▶ CHALLENGE:
Output an exact reproduction of the data.

++++ DATASET CONTENT

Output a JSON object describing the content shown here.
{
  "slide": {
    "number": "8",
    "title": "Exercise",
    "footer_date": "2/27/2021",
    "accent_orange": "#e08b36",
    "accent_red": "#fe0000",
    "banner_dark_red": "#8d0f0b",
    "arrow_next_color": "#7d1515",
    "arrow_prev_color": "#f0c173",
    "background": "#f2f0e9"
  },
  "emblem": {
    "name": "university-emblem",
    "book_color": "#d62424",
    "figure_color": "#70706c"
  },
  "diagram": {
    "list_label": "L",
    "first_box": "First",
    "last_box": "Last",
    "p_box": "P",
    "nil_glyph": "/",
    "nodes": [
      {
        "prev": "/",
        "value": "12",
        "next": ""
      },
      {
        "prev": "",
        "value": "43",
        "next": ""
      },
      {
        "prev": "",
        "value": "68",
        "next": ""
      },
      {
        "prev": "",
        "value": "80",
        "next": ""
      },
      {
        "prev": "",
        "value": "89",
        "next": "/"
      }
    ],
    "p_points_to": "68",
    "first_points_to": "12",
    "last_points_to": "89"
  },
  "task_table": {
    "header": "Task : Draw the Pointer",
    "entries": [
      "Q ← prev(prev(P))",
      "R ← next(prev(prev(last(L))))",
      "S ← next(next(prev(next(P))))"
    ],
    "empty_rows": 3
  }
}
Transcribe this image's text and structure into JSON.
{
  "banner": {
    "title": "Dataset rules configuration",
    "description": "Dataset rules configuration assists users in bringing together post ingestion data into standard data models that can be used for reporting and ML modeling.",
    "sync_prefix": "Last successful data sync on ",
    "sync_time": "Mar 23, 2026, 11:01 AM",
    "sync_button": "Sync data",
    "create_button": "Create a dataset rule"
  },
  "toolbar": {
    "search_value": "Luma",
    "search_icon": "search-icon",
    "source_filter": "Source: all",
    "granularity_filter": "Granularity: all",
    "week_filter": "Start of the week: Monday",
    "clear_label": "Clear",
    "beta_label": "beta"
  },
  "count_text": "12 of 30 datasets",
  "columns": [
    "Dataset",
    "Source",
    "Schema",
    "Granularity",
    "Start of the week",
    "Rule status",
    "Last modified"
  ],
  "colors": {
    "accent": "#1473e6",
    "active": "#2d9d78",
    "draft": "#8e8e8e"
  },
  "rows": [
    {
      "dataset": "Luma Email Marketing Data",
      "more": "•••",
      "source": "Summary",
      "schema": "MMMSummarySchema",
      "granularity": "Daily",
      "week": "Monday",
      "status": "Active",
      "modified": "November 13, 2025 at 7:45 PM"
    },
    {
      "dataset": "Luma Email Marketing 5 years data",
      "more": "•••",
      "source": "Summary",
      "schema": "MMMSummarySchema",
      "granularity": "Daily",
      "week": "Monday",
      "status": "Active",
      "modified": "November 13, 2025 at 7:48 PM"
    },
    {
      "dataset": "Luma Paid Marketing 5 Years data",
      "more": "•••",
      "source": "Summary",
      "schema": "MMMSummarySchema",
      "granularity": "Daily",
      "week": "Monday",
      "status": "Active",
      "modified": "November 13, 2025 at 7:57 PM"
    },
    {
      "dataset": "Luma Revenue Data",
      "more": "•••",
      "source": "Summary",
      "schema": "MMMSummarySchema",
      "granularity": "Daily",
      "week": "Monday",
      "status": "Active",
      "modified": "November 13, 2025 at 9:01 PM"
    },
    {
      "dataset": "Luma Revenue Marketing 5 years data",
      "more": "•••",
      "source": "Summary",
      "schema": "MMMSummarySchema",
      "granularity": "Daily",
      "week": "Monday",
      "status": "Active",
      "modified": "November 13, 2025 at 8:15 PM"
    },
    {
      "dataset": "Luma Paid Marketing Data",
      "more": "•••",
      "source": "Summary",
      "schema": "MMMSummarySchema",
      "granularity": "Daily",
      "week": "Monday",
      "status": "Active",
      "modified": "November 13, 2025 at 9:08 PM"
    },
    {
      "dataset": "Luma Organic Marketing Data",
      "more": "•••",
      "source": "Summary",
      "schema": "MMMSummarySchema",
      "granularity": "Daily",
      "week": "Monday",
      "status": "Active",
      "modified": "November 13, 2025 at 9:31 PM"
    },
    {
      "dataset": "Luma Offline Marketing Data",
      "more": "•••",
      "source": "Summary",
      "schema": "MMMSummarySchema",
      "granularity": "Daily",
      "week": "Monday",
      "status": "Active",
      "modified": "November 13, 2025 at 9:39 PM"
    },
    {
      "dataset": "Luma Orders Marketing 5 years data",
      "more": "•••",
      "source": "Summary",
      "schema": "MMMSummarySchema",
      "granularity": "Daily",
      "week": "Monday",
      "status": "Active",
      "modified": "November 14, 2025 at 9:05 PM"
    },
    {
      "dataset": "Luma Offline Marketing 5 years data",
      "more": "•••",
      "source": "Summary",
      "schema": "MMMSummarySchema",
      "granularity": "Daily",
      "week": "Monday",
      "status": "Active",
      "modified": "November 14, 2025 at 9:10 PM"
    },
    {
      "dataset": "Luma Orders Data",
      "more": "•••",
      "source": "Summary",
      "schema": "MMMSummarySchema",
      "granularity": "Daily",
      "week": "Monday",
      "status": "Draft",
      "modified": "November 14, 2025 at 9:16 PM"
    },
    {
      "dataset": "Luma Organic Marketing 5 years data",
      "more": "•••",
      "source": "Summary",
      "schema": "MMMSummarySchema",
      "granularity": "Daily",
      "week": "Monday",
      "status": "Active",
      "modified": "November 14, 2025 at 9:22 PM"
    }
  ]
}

++++++++

▶ COMPLETE ANSWER:
Output a JSON object describing the content shown here.
{
  "slide": {
    "number": "8",
    "title": "Exercise",
    "footer_date": "2/27/2021",
    "accent_orange": "#e08b36",
    "accent_red": "#fe0000",
    "banner_dark_red": "#8d0f0b",
    "arrow_next_color": "#7d1515",
    "arrow_prev_color": "#f0c173",
    "background": "#f2f0e9"
  },
  "emblem": {
    "name": "university-emblem",
    "book_color": "#d62424",
    "figure_color": "#70706c"
  },
  "diagram": {
    "list_label": "L",
    "first_box": "First",
    "last_box": "Last",
    "p_box": "P",
    "nil_glyph": "/",
    "nodes": [
      {
        "prev": "/",
        "value": "12",
        "next": ""
      },
      {
        "prev": "",
        "value": "43",
        "next": ""
      },
      {
        "prev": "",
        "value": "68",
        "next": ""
      },
      {
        "prev": "",
        "value": "80",
        "next": ""
      },
      {
        "prev": "",
        "value": "89",
        "next": "/"
      }
    ],
    "p_points_to": "68",
    "first_points_to": "12",
    "last_points_to": "89"
  },
  "task_table": {
    "header": "Task : Draw the Pointer",
    "entries": [
      "Q ← prev(prev(P))",
      "R ← next(prev(prev(last(L))))",
      "S ← next(next(prev(next(P))))"
    ],
    "empty_rows": 3
  }
}
Transcribe this image's text and structure into JSON.
{
  "banner": {
    "title": "Dataset rules configuration",
    "description": "Dataset rules configuration assists users in bringing together post ingestion data into standard data models that can be used for reporting and ML modeling.",
    "sync_prefix": "Last successful data sync on ",
    "sync_time": "Mar 23, 2026, 11:01 AM",
    "sync_button": "Sync data",
    "create_button": "Create a dataset rule"
  },
  "toolbar": {
    "search_value": "Luma",
    "search_icon": "search-icon",
    "source_filter": "Source: all",
    "granularity_filter": "Granularity: all",
    "week_filter": "Start of the week: Monday",
    "clear_label": "Clear",
    "beta_label": "beta"
  },
  "count_text": "12 of 30 datasets",
  "columns": [
    "Dataset",
    "Source",
    "Schema",
    "Granularity",
    "Start of the week",
    "Rule status",
    "Last modified"
  ],
  "colors": {
    "accent": "#1473e6",
    "active": "#2d9d78",
    "draft": "#8e8e8e"
  },
  "rows": [
    {
      "dataset": "Luma Email Marketing Data",
      "more": "•••",
      "source": "Summary",
      "schema": "MMMSummarySchema",
      "granularity": "Daily",
      "week": "Monday",
      "status": "Active",
      "modified": "November 13, 2025 at 7:45 PM"
    },
    {
      "dataset": "Luma Email Marketing 5 years data",
      "more": "•••",
      "source": "Summary",
      "schema": "MMMSummarySchema",
      "granularity": "Daily",
      "week": "Monday",
      "status": "Active",
      "modified": "November 13, 2025 at 7:48 PM"
    },
    {
      "dataset": "Luma Paid Marketing 5 Years data",
      "more": "•••",
      "source": "Summary",
      "schema": "MMMSummarySchema",
      "granularity": "Daily",
      "week": "Monday",
      "status": "Active",
      "modified": "November 13, 2025 at 7:57 PM"
    },
    {
      "dataset": "Luma Revenue Data",
      "more": "•••",
      "source": "Summary",
      "schema": "MMMSummarySchema",
      "granularity": "Daily",
      "week": "Monday",
      "status": "Active",
      "modified": "November 13, 2025 at 9:01 PM"
    },
    {
      "dataset": "Luma Revenue Marketing 5 years data",
      "more": "•••",
      "source": "Summary",
      "schema": "MMMSummarySchema",
      "granularity": "Daily",
      "week": "Monday",
      "status": "Active",
      "modified": "November 13, 2025 at 8:15 PM"
    },
    {
      "dataset": "Luma Paid Marketing Data",
      "more": "•••",
      "source": "Summary",
      "schema": "MMMSummarySchema",
      "granularity": "Daily",
      "week": "Monday",
      "status": "Active",
      "modified": "November 13, 2025 at 9:08 PM"
    },
    {
      "dataset": "Luma Organic Marketing Data",
      "more": "•••",
      "source": "Summary",
      "schema": "MMMSummarySchema",
      "granularity": "Daily",
      "week": "Monday",
      "status": "Active",
      "modified": "November 13, 2025 at 9:31 PM"
    },
    {
      "dataset": "Luma Offline Marketing Data",
      "more": "•••",
      "source": "Summary",
      "schema": "MMMSummarySchema",
      "granularity": "Daily",
      "week": "Monday",
      "status": "Active",
      "modified": "November 13, 2025 at 9:39 PM"
    },
    {
      "dataset": "Luma Orders Marketing 5 years data",
      "more": "•••",
      "source": "Summary",
      "schema": "MMMSummarySchema",
      "granularity": "Daily",
      "week": "Monday",
      "status": "Active",
      "modified": "November 14, 2025 at 9:05 PM"
    },
    {
      "dataset": "Luma Offline Marketing 5 years data",
      "more": "•••",
      "source": "Summary",
      "schema": "MMMSummarySchema",
      "granularity": "Daily",
      "week": "Monday",
      "status": "Active",
      "modified": "November 14, 2025 at 9:10 PM"
    },
    {
      "dataset": "Luma Orders Data",
      "more": "•••",
      "source": "Summary",
      "schema": "MMMSummarySchema",
      "granularity": "Daily",
      "week": "Monday",
      "status": "Draft",
      "modified": "November 14, 2025 at 9:16 PM"
    },
    {
      "dataset": "Luma Organic Marketing 5 years data",
      "more": "•••",
      "source": "Summary",
      "schema": "MMMSummarySchema",
      "granularity": "Daily",
      "week": "Monday",
      "status": "Active",
      "modified": "November 14, 2025 at 9:22 PM"
    }
  ]
}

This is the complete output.